[start]

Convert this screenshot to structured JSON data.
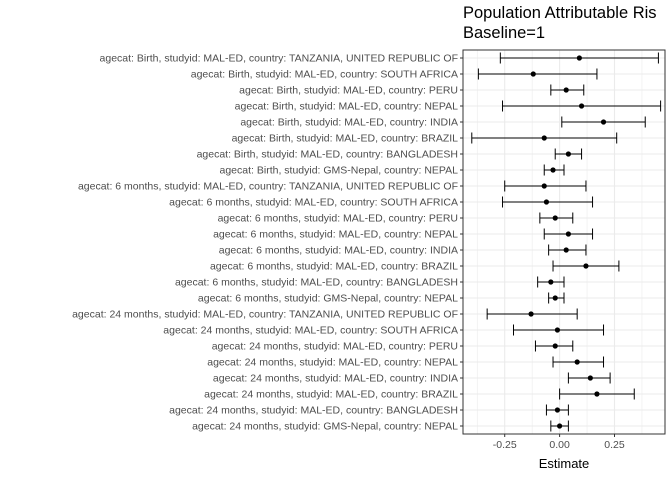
{
  "chart_data": {
    "type": "forest",
    "title_line1": "Population Attributable Ris",
    "title_line2": "Baseline=1",
    "xlabel": "Estimate",
    "ylabel": "",
    "xlim": [
      -0.44,
      0.48
    ],
    "xticks": [
      -0.25,
      0.0,
      0.25
    ],
    "xtick_labels": [
      "-0.25",
      "0.00",
      "0.25"
    ],
    "grid": true,
    "points": [
      {
        "label": "agecat: Birth, studyid: MAL-ED, country: TANZANIA, UNITED REPUBLIC OF",
        "estimate": 0.09,
        "lower": -0.27,
        "upper": 0.45
      },
      {
        "label": "agecat: Birth, studyid: MAL-ED, country: SOUTH AFRICA",
        "estimate": -0.12,
        "lower": -0.37,
        "upper": 0.17
      },
      {
        "label": "agecat: Birth, studyid: MAL-ED, country: PERU",
        "estimate": 0.03,
        "lower": -0.04,
        "upper": 0.11
      },
      {
        "label": "agecat: Birth, studyid: MAL-ED, country: NEPAL",
        "estimate": 0.1,
        "lower": -0.26,
        "upper": 0.46
      },
      {
        "label": "agecat: Birth, studyid: MAL-ED, country: INDIA",
        "estimate": 0.2,
        "lower": 0.01,
        "upper": 0.39
      },
      {
        "label": "agecat: Birth, studyid: MAL-ED, country: BRAZIL",
        "estimate": -0.07,
        "lower": -0.4,
        "upper": 0.26
      },
      {
        "label": "agecat: Birth, studyid: MAL-ED, country: BANGLADESH",
        "estimate": 0.04,
        "lower": -0.02,
        "upper": 0.1
      },
      {
        "label": "agecat: Birth, studyid: GMS-Nepal, country: NEPAL",
        "estimate": -0.03,
        "lower": -0.07,
        "upper": 0.02
      },
      {
        "label": "agecat: 6 months, studyid: MAL-ED, country: TANZANIA, UNITED REPUBLIC OF",
        "estimate": -0.07,
        "lower": -0.25,
        "upper": 0.12
      },
      {
        "label": "agecat: 6 months, studyid: MAL-ED, country: SOUTH AFRICA",
        "estimate": -0.06,
        "lower": -0.26,
        "upper": 0.15
      },
      {
        "label": "agecat: 6 months, studyid: MAL-ED, country: PERU",
        "estimate": -0.02,
        "lower": -0.09,
        "upper": 0.06
      },
      {
        "label": "agecat: 6 months, studyid: MAL-ED, country: NEPAL",
        "estimate": 0.04,
        "lower": -0.07,
        "upper": 0.15
      },
      {
        "label": "agecat: 6 months, studyid: MAL-ED, country: INDIA",
        "estimate": 0.03,
        "lower": -0.05,
        "upper": 0.12
      },
      {
        "label": "agecat: 6 months, studyid: MAL-ED, country: BRAZIL",
        "estimate": 0.12,
        "lower": -0.03,
        "upper": 0.27
      },
      {
        "label": "agecat: 6 months, studyid: MAL-ED, country: BANGLADESH",
        "estimate": -0.04,
        "lower": -0.1,
        "upper": 0.02
      },
      {
        "label": "agecat: 6 months, studyid: GMS-Nepal, country: NEPAL",
        "estimate": -0.02,
        "lower": -0.05,
        "upper": 0.02
      },
      {
        "label": "agecat: 24 months, studyid: MAL-ED, country: TANZANIA, UNITED REPUBLIC OF",
        "estimate": -0.13,
        "lower": -0.33,
        "upper": 0.08
      },
      {
        "label": "agecat: 24 months, studyid: MAL-ED, country: SOUTH AFRICA",
        "estimate": -0.01,
        "lower": -0.21,
        "upper": 0.2
      },
      {
        "label": "agecat: 24 months, studyid: MAL-ED, country: PERU",
        "estimate": -0.02,
        "lower": -0.11,
        "upper": 0.06
      },
      {
        "label": "agecat: 24 months, studyid: MAL-ED, country: NEPAL",
        "estimate": 0.08,
        "lower": -0.03,
        "upper": 0.2
      },
      {
        "label": "agecat: 24 months, studyid: MAL-ED, country: INDIA",
        "estimate": 0.14,
        "lower": 0.04,
        "upper": 0.23
      },
      {
        "label": "agecat: 24 months, studyid: MAL-ED, country: BRAZIL",
        "estimate": 0.17,
        "lower": 0.0,
        "upper": 0.34
      },
      {
        "label": "agecat: 24 months, studyid: MAL-ED, country: BANGLADESH",
        "estimate": -0.01,
        "lower": -0.06,
        "upper": 0.04
      },
      {
        "label": "agecat: 24 months, studyid: GMS-Nepal, country: NEPAL",
        "estimate": 0.0,
        "lower": -0.04,
        "upper": 0.04
      }
    ]
  }
}
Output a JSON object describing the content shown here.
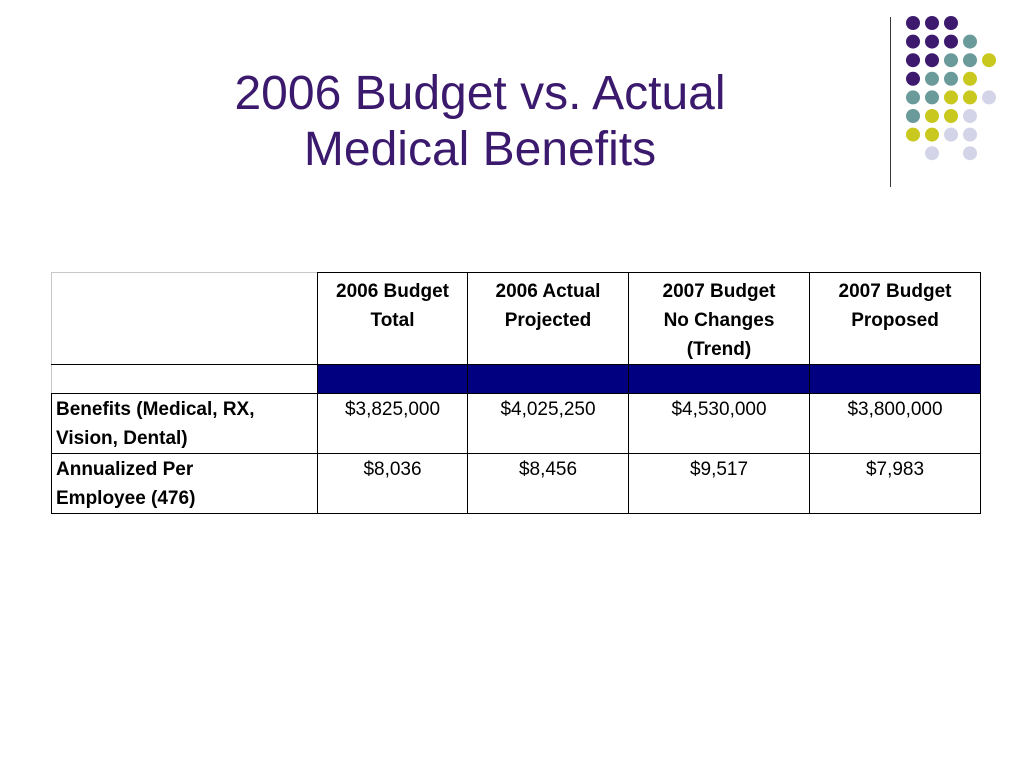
{
  "slide": {
    "title_line1": "2006 Budget vs. Actual",
    "title_line2": "Medical Benefits"
  },
  "decoration": {
    "dot_colors": {
      "purple": "#3d1a6e",
      "teal": "#6a9a9a",
      "yellow": "#c8c81e",
      "lavender": "#d4d4e8"
    }
  },
  "table": {
    "band_color": "#000080",
    "columns": [
      {
        "line1": "2006 Budget",
        "line2": "Total",
        "line3": ""
      },
      {
        "line1": "2006 Actual",
        "line2": "Projected",
        "line3": ""
      },
      {
        "line1": "2007 Budget",
        "line2": "No Changes",
        "line3": "(Trend)"
      },
      {
        "line1": "2007 Budget",
        "line2": "Proposed",
        "line3": ""
      }
    ],
    "rows": [
      {
        "label_line1": "Benefits (Medical, RX,",
        "label_line2": "Vision, Dental)",
        "values": [
          "$3,825,000",
          "$4,025,250",
          "$4,530,000",
          "$3,800,000"
        ]
      },
      {
        "label_line1": "Annualized Per",
        "label_line2": "Employee (476)",
        "values": [
          "$8,036",
          "$8,456",
          "$9,517",
          "$7,983"
        ]
      }
    ]
  }
}
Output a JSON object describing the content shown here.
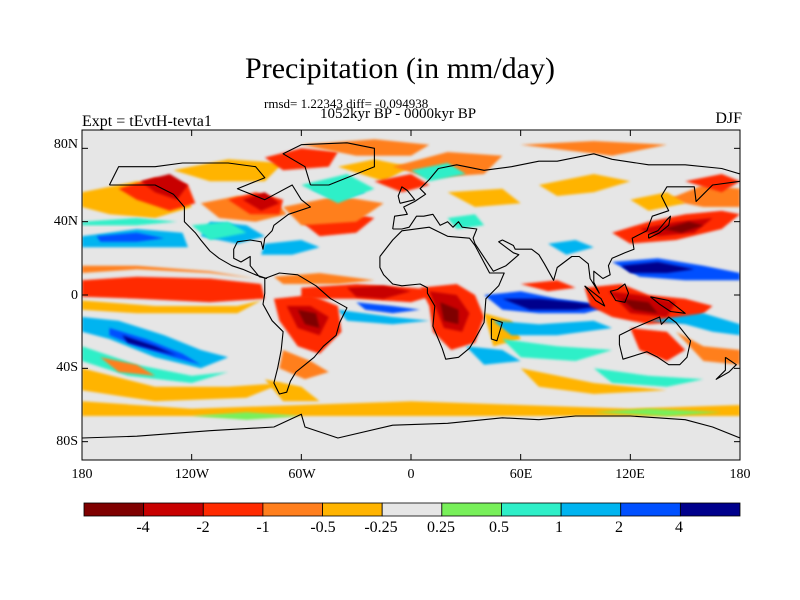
{
  "title": "Precipitation (in mm/day)",
  "stats": "rmsd= 1.22343 diff= -0.094938",
  "period": "1052kyr BP - 0000kyr BP",
  "experiment": "Expt = tEvtH-tevta1",
  "season": "DJF",
  "lat_labels": [
    "80N",
    "40N",
    "0",
    "40S",
    "80S"
  ],
  "lon_labels": [
    "180",
    "120W",
    "60W",
    "0",
    "60E",
    "120E",
    "180"
  ],
  "colorbar": {
    "colors": [
      "#7f0000",
      "#c80000",
      "#ff2a00",
      "#ff7f1e",
      "#ffb400",
      "#e6e6e6",
      "#78f05a",
      "#2eefc8",
      "#00b4f0",
      "#0050ff",
      "#00008c"
    ],
    "labels": [
      "-4",
      "-2",
      "-1",
      "-0.5",
      "-0.25",
      "0.25",
      "0.5",
      "1",
      "2",
      "4"
    ]
  },
  "chart_data": {
    "type": "heatmap",
    "title": "Precipitation (in mm/day)",
    "variable": "Precipitation difference",
    "units": "mm/day",
    "season": "DJF",
    "experiment": "Expt = tEvtH-tevta1",
    "period": "1052kyr BP - 0000kyr BP",
    "rmsd": 1.22343,
    "diff": -0.094938,
    "xlim": [
      -180,
      180
    ],
    "ylim": [
      -90,
      90
    ],
    "x_ticks": [
      -180,
      -120,
      -60,
      0,
      60,
      120,
      180
    ],
    "y_ticks": [
      80,
      40,
      0,
      -40,
      -80
    ],
    "levels": [
      -4,
      -2,
      -1,
      -0.5,
      -0.25,
      0.25,
      0.5,
      1,
      2,
      4
    ]
  }
}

[end]

• **AIM**: Images in the data above are to be skipped. Retype all other material exactly.

• **TASK OUTPUT**:
Convert this screenshot to structured JSON data.
{
  "chart_data": {
    "type": "forest",
    "title_line1": "Population Attributable Ris",
    "title_line2": "Baseline=1",
    "xlabel": "Estimate",
    "ylabel": "",
    "xlim": [
      -0.44,
      0.48
    ],
    "xticks": [
      -0.25,
      0.0,
      0.25
    ],
    "xtick_labels": [
      "-0.25",
      "0.00",
      "0.25"
    ],
    "grid": true,
    "points": [
      {
        "label": "agecat: Birth, studyid: MAL-ED, country: TANZANIA, UNITED REPUBLIC OF",
        "estimate": 0.09,
        "lower": -0.27,
        "upper": 0.45
      },
      {
        "label": "agecat: Birth, studyid: MAL-ED, country: SOUTH AFRICA",
        "estimate": -0.12,
        "lower": -0.37,
        "upper": 0.17
      },
      {
        "label": "agecat: Birth, studyid: MAL-ED, country: PERU",
        "estimate": 0.03,
        "lower": -0.04,
        "upper": 0.11
      },
      {
        "label": "agecat: Birth, studyid: MAL-ED, country: NEPAL",
        "estimate": 0.1,
        "lower": -0.26,
        "upper": 0.46
      },
      {
        "label": "agecat: Birth, studyid: MAL-ED, country: INDIA",
        "estimate": 0.2,
        "lower": 0.01,
        "upper": 0.39
      },
      {
        "label": "agecat: Birth, studyid: MAL-ED, country: BRAZIL",
        "estimate": -0.07,
        "lower": -0.4,
        "upper": 0.26
      },
      {
        "label": "agecat: Birth, studyid: MAL-ED, country: BANGLADESH",
        "estimate": 0.04,
        "lower": -0.02,
        "upper": 0.1
      },
      {
        "label": "agecat: Birth, studyid: GMS-Nepal, country: NEPAL",
        "estimate": -0.03,
        "lower": -0.07,
        "upper": 0.02
      },
      {
        "label": "agecat: 6 months, studyid: MAL-ED, country: TANZANIA, UNITED REPUBLIC OF",
        "estimate": -0.07,
        "lower": -0.25,
        "upper": 0.12
      },
      {
        "label": "agecat: 6 months, studyid: MAL-ED, country: SOUTH AFRICA",
        "estimate": -0.06,
        "lower": -0.26,
        "upper": 0.15
      },
      {
        "label": "agecat: 6 months, studyid: MAL-ED, country: PERU",
        "estimate": -0.02,
        "lower": -0.09,
        "upper": 0.06
      },
      {
        "label": "agecat: 6 months, studyid: MAL-ED, country: NEPAL",
        "estimate": 0.04,
        "lower": -0.07,
        "upper": 0.15
      },
      {
        "label": "agecat: 6 months, studyid: MAL-ED, country: INDIA",
        "estimate": 0.03,
        "lower": -0.05,
        "upper": 0.12
      },
      {
        "label": "agecat: 6 months, studyid: MAL-ED, country: BRAZIL",
        "estimate": 0.12,
        "lower": -0.03,
        "upper": 0.27
      },
      {
        "label": "agecat: 6 months, studyid: MAL-ED, country: BANGLADESH",
        "estimate": -0.04,
        "lower": -0.1,
        "upper": 0.02
      },
      {
        "label": "agecat: 6 months, studyid: GMS-Nepal, country: NEPAL",
        "estimate": -0.02,
        "lower": -0.05,
        "upper": 0.02
      },
      {
        "label": "agecat: 24 months, studyid: MAL-ED, country: TANZANIA, UNITED REPUBLIC OF",
        "estimate": -0.13,
        "lower": -0.33,
        "upper": 0.08
      },
      {
        "label": "agecat: 24 months, studyid: MAL-ED, country: SOUTH AFRICA",
        "estimate": -0.01,
        "lower": -0.21,
        "upper": 0.2
      },
      {
        "label": "agecat: 24 months, studyid: MAL-ED, country: PERU",
        "estimate": -0.02,
        "lower": -0.11,
        "upper": 0.06
      },
      {
        "label": "agecat: 24 months, studyid: MAL-ED, country: NEPAL",
        "estimate": 0.08,
        "lower": -0.03,
        "upper": 0.2
      },
      {
        "label": "agecat: 24 months, studyid: MAL-ED, country: INDIA",
        "estimate": 0.14,
        "lower": 0.04,
        "upper": 0.23
      },
      {
        "label": "agecat: 24 months, studyid: MAL-ED, country: BRAZIL",
        "estimate": 0.17,
        "lower": 0.0,
        "upper": 0.34
      },
      {
        "label": "agecat: 24 months, studyid: MAL-ED, country: BANGLADESH",
        "estimate": -0.01,
        "lower": -0.06,
        "upper": 0.04
      },
      {
        "label": "agecat: 24 months, studyid: GMS-Nepal, country: NEPAL",
        "estimate": 0.0,
        "lower": -0.04,
        "upper": 0.04
      }
    ]
  }
}
Output a JSON object describing the content shown here.
{
  "slide": {
    "title_line1": "2006 Budget vs. Actual",
    "title_line2": "Medical Benefits"
  },
  "decoration": {
    "dot_colors": {
      "purple": "#3d1a6e",
      "teal": "#6a9a9a",
      "yellow": "#c8c81e",
      "lavender": "#d4d4e8"
    }
  },
  "table": {
    "band_color": "#000080",
    "columns": [
      {
        "line1": "2006 Budget",
        "line2": "Total",
        "line3": ""
      },
      {
        "line1": "2006 Actual",
        "line2": "Projected",
        "line3": ""
      },
      {
        "line1": "2007 Budget",
        "line2": "No Changes",
        "line3": "(Trend)"
      },
      {
        "line1": "2007 Budget",
        "line2": "Proposed",
        "line3": ""
      }
    ],
    "rows": [
      {
        "label_line1": "Benefits (Medical, RX,",
        "label_line2": "Vision, Dental)",
        "values": [
          "$3,825,000",
          "$4,025,250",
          "$4,530,000",
          "$3,800,000"
        ]
      },
      {
        "label_line1": "Annualized Per",
        "label_line2": "Employee (476)",
        "values": [
          "$8,036",
          "$8,456",
          "$9,517",
          "$7,983"
        ]
      }
    ]
  }
}
Output a JSON object describing the content shown here.
{
  "title": "Precipitation (in mm/day)",
  "stats": "rmsd= 1.22343 diff= -0.094938",
  "period": "1052kyr BP - 0000kyr BP",
  "experiment": "Expt = tEvtH-tevta1",
  "season": "DJF",
  "lat_labels": [
    "80N",
    "40N",
    "0",
    "40S",
    "80S"
  ],
  "lon_labels": [
    "180",
    "120W",
    "60W",
    "0",
    "60E",
    "120E",
    "180"
  ],
  "colorbar": {
    "colors": [
      "#7f0000",
      "#c80000",
      "#ff2a00",
      "#ff7f1e",
      "#ffb400",
      "#e6e6e6",
      "#78f05a",
      "#2eefc8",
      "#00b4f0",
      "#0050ff",
      "#00008c"
    ],
    "labels": [
      "-4",
      "-2",
      "-1",
      "-0.5",
      "-0.25",
      "0.25",
      "0.5",
      "1",
      "2",
      "4"
    ]
  },
  "chart_data": {
    "type": "heatmap",
    "title": "Precipitation (in mm/day)",
    "variable": "Precipitation difference",
    "units": "mm/day",
    "season": "DJF",
    "experiment": "Expt = tEvtH-tevta1",
    "period": "1052kyr BP - 0000kyr BP",
    "rmsd": 1.22343,
    "diff": -0.094938,
    "xlim": [
      -180,
      180
    ],
    "ylim": [
      -90,
      90
    ],
    "x_ticks": [
      -180,
      -120,
      -60,
      0,
      60,
      120,
      180
    ],
    "y_ticks": [
      80,
      40,
      0,
      -40,
      -80
    ],
    "levels": [
      -4,
      -2,
      -1,
      -0.5,
      -0.25,
      0.25,
      0.5,
      1,
      2,
      4
    ]
  }
}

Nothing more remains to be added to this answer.